CHINA UNDERGROUND – der kritische Blick von unten

Über mehrere Jahre reiste eine Crew Norddeutscher Filmenthusiasten nach China, um dort deutsche Kurzfilme im Rahmen des BLITZFILM FESTIVALS zu präsentieren. Die dort gewachsenen Kontakte ermöglichten es nun, ein ungewöhnliches Festival mit Filmen aus dem Reich der Mitte in Norddeutschland zu präsentieren. CHINA UNDERGROUND lässt die unabhängigen Stimmen das Landes sprechen, zeigt die Konflikte, die aus der Wandlung des Landes von einer Planwirtschaft in die Marktwirtschaft entstanden. Einige der Protagonisten der jungen Filmszene Chinas präsentieren persönlich diese Filme und stellen sich der Diskussion mit dem Publikum. Doch es geht hier nicht nur um die Probleme des Landes, das sich auf dem Sprung zu einer der wichtigsten Wirtschaftsmächte befindet. In dem Chaos des Landes weiß man sich mit Humor und einer gewissen Frechheit zu behaupten, und kulturelles Aufbegehren und kreativer Umgang mit den Verhältnissen zeichnen die momentane Situation.

┄┄┄┄┄┄┄┄┄┄

Aufgabenstellung
Bitte nenne anhand des Textes über CHINA UNDERGROUND, wer einige der Filme persönlich präsentiert.

Einträge zu Elementpositionen:
┄┄┄┄┄┄┄┄┄┄

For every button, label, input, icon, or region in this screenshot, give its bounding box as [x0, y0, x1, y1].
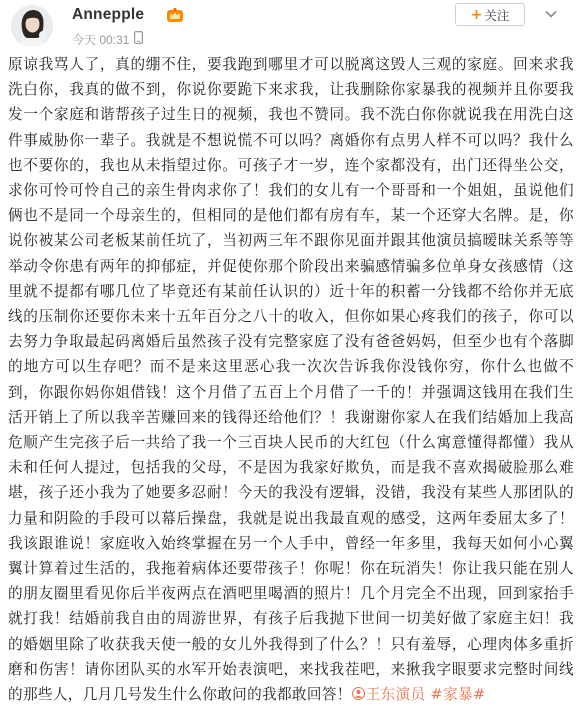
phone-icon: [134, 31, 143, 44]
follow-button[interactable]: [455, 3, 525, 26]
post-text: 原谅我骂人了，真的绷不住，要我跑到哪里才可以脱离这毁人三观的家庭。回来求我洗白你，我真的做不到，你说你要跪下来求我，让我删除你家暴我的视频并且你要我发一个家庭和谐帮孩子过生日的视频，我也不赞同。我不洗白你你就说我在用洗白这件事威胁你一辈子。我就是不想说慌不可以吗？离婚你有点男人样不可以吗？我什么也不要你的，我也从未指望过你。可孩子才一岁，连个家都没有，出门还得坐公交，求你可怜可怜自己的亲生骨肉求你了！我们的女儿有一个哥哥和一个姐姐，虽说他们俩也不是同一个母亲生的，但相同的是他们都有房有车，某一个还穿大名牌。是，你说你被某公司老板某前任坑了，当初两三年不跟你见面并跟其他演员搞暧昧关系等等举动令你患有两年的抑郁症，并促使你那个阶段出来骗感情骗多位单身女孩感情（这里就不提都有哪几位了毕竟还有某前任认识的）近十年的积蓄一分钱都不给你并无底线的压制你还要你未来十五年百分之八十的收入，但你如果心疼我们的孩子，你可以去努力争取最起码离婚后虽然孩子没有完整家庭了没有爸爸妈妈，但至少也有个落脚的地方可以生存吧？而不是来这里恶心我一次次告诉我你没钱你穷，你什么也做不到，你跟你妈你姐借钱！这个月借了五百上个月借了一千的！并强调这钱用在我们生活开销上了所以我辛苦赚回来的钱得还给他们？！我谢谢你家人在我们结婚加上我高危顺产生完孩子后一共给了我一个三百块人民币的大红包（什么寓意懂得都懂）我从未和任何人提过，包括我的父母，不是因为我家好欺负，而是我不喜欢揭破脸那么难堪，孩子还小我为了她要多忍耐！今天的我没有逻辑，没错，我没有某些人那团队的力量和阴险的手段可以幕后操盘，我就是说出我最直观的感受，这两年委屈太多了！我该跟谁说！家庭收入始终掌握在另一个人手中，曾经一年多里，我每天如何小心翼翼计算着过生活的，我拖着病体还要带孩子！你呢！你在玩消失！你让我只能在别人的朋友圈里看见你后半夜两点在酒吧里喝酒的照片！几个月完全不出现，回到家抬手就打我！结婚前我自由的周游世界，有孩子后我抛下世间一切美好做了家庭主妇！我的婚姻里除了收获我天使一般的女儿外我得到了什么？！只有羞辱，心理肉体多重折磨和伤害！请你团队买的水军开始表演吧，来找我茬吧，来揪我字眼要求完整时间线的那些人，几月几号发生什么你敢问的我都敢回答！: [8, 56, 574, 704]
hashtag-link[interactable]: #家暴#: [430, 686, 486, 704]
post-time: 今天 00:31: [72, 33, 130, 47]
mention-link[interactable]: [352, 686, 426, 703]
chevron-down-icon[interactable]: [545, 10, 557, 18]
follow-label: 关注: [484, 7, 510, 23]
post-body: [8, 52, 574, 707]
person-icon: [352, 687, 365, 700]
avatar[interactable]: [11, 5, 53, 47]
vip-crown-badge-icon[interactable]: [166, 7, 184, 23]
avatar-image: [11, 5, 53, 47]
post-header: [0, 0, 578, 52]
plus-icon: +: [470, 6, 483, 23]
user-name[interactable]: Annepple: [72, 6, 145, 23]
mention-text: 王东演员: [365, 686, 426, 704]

┄┄┄┄┄┄┄┄┄┄

Ergebnis
Einige der Protagonisten der jungen Filmszene Chinas.